Gather each line of the records where "Residual" appears.

>>>>

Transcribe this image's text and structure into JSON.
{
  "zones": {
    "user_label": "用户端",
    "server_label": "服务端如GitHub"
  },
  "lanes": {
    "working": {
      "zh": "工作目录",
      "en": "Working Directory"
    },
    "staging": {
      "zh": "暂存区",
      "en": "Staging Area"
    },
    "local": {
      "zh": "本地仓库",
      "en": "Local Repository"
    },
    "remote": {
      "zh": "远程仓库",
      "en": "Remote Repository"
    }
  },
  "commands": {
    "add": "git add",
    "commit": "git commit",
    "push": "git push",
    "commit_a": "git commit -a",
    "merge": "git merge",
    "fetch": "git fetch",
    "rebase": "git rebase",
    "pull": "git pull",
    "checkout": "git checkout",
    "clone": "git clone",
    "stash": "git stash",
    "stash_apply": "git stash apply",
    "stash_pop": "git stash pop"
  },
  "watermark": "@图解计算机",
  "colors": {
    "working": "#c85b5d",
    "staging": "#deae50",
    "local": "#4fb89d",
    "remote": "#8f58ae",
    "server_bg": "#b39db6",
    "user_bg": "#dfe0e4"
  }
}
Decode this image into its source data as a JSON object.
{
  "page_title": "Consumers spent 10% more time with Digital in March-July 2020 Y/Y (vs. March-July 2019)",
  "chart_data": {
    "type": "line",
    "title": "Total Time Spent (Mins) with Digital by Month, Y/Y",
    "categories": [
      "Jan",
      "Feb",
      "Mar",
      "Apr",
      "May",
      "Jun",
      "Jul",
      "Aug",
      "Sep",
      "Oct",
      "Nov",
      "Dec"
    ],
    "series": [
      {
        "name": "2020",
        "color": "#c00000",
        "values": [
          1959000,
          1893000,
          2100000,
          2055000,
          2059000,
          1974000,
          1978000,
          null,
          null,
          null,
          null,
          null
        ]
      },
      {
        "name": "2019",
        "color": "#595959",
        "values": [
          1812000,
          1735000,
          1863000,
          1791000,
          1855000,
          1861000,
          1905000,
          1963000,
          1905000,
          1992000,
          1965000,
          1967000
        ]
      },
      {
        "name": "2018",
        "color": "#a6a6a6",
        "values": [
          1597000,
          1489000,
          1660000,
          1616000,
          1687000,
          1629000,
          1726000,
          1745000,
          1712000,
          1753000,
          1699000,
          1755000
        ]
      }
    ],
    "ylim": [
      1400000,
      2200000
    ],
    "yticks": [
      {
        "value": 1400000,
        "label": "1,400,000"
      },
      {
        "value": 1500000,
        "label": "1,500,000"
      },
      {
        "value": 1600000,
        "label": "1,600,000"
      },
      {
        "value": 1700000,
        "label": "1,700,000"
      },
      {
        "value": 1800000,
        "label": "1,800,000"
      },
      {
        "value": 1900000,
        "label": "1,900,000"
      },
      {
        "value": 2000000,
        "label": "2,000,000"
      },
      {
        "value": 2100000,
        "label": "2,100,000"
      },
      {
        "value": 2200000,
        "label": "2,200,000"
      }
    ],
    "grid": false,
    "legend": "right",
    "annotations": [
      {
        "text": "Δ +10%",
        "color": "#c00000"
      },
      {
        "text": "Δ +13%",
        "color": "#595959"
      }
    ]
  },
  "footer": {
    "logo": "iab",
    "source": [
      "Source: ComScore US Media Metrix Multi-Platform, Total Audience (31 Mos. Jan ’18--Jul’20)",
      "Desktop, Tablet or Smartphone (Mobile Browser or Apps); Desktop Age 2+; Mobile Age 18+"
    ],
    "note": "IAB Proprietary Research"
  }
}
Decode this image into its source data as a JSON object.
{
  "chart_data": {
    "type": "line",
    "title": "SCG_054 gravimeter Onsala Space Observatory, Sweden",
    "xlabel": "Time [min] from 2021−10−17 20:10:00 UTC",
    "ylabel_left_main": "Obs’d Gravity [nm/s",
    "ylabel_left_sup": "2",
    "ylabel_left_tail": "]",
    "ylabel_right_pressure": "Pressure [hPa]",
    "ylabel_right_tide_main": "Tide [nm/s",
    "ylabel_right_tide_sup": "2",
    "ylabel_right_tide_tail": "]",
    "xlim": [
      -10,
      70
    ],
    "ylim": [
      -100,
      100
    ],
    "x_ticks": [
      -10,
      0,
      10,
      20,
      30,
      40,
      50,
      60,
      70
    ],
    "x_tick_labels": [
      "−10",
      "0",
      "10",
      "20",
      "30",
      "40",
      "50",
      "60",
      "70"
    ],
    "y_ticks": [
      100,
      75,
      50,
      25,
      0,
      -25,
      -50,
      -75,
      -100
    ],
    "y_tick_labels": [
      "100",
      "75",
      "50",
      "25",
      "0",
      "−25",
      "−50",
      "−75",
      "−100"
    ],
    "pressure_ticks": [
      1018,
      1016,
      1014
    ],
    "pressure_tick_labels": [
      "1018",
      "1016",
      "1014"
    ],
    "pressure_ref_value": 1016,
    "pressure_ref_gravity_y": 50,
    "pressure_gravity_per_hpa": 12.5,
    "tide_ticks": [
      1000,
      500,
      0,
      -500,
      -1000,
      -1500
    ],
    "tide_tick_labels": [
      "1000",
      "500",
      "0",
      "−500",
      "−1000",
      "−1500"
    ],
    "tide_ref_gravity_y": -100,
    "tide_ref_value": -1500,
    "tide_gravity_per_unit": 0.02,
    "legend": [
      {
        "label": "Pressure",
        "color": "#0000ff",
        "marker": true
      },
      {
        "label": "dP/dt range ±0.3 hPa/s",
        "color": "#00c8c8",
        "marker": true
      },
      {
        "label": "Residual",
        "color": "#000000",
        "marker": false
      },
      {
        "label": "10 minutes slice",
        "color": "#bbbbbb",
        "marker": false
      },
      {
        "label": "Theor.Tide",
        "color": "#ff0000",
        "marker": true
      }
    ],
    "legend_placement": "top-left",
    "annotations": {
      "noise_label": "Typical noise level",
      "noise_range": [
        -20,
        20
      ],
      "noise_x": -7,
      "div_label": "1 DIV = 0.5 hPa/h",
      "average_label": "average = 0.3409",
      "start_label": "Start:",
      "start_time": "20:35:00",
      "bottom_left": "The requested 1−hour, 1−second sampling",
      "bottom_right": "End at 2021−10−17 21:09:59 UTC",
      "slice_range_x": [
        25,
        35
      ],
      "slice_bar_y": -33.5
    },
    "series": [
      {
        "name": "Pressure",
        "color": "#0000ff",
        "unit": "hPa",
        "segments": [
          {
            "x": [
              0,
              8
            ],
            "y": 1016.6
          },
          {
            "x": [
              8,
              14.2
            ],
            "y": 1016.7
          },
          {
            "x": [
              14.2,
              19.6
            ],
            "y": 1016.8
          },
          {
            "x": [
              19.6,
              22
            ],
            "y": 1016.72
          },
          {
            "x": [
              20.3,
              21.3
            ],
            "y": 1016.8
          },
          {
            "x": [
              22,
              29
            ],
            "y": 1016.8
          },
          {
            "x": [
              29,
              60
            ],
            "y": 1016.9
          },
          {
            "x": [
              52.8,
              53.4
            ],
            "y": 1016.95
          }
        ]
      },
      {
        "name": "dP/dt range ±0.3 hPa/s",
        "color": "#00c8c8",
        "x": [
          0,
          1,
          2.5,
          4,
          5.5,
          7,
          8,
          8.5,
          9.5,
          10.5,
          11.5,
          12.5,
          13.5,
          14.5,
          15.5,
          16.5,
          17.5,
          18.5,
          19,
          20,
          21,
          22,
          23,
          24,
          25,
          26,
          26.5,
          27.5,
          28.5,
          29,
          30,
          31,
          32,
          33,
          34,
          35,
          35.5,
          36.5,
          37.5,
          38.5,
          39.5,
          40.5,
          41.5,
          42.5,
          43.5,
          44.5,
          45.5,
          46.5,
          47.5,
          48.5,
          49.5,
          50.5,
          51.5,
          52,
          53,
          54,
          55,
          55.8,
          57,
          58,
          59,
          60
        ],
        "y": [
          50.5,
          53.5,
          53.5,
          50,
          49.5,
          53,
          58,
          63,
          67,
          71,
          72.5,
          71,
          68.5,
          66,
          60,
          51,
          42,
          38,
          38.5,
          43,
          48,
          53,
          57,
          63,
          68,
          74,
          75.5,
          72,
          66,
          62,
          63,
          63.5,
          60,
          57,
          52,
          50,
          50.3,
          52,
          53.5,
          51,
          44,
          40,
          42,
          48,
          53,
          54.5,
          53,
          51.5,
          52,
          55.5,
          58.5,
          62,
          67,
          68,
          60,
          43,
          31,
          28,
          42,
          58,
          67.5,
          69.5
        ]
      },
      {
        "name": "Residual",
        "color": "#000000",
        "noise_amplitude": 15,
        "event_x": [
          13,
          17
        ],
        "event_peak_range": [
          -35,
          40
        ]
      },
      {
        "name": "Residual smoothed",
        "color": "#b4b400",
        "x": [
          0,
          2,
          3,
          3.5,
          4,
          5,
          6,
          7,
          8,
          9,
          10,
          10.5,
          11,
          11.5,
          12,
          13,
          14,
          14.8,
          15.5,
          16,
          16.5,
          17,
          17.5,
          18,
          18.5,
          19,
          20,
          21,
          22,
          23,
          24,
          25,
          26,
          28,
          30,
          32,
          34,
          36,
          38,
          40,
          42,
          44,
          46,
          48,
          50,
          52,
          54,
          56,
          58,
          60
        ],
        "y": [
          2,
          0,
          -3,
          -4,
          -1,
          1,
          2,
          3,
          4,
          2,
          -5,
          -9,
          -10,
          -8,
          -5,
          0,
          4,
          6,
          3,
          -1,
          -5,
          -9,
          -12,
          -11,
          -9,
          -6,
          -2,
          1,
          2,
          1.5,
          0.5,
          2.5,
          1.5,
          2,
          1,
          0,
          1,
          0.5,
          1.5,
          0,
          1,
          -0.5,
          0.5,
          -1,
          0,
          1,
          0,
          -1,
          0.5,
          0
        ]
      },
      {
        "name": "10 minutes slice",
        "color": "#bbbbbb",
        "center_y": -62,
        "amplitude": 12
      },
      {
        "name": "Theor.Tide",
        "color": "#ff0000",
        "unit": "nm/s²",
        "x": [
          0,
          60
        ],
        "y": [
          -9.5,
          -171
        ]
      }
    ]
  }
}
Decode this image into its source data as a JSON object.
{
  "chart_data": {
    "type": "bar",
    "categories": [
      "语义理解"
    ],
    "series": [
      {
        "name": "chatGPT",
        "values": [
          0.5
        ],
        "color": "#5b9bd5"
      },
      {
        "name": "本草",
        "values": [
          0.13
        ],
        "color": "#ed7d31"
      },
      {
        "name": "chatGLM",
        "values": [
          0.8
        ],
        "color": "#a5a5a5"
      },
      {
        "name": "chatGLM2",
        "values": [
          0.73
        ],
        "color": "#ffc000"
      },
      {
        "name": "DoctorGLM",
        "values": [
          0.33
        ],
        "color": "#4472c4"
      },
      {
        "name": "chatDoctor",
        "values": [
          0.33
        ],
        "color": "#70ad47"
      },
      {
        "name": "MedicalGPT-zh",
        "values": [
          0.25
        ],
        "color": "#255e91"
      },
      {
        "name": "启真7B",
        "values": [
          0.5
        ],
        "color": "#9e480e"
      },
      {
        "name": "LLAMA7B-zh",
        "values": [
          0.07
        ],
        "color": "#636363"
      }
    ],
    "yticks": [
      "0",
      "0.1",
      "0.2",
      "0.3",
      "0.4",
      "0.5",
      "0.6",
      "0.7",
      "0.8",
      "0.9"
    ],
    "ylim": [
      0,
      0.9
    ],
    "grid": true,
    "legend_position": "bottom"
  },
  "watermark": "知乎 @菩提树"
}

<<<<

The answer
        "label": "Residual",
        "name": "Residual",
        "name": "Residual smoothed",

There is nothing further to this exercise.